* _TASK OBJECTIVE_
Find and copy lines holding "eröffnet".

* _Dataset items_

● ● ● ● ● ● ●

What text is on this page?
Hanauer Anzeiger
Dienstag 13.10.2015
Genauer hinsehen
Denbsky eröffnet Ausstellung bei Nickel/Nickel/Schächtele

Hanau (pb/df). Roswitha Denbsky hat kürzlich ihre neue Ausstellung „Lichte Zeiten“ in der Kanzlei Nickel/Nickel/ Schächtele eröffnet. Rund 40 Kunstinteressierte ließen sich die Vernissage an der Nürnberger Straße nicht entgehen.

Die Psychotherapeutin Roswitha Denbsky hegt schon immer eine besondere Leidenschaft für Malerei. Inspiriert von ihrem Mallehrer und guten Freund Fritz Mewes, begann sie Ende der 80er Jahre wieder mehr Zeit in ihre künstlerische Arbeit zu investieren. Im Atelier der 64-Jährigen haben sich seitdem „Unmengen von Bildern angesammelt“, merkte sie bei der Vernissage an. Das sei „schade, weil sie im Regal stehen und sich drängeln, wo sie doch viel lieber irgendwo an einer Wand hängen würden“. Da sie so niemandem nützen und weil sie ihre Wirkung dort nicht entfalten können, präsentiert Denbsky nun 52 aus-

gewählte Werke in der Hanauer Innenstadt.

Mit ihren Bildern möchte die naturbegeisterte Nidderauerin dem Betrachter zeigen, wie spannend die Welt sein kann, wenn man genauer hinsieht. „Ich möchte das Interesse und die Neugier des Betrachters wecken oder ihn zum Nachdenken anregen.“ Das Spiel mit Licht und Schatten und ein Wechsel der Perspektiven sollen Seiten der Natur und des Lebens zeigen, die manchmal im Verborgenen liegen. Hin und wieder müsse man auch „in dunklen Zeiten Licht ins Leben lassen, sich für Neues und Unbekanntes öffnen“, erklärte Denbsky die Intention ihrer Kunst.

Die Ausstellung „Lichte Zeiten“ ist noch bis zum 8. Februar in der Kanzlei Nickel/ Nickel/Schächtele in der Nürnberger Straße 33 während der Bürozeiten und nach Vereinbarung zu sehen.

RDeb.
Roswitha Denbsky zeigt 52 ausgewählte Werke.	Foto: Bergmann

● ● ● ● ● ● ●

* _RESULT_
Denbsky eröffnet Ausstellung bei Nickel/Nickel/Schächtele
Hanau (pb/df). Roswitha Denbsky hat kürzlich ihre neue Ausstellung „Lichte Zeiten“ in der Kanzlei Nickel/Nickel/ Schächtele eröffnet. Rund 40 Kunstinteressierte ließen sich die Vernissage an der Nürnberger Straße nicht entgehen.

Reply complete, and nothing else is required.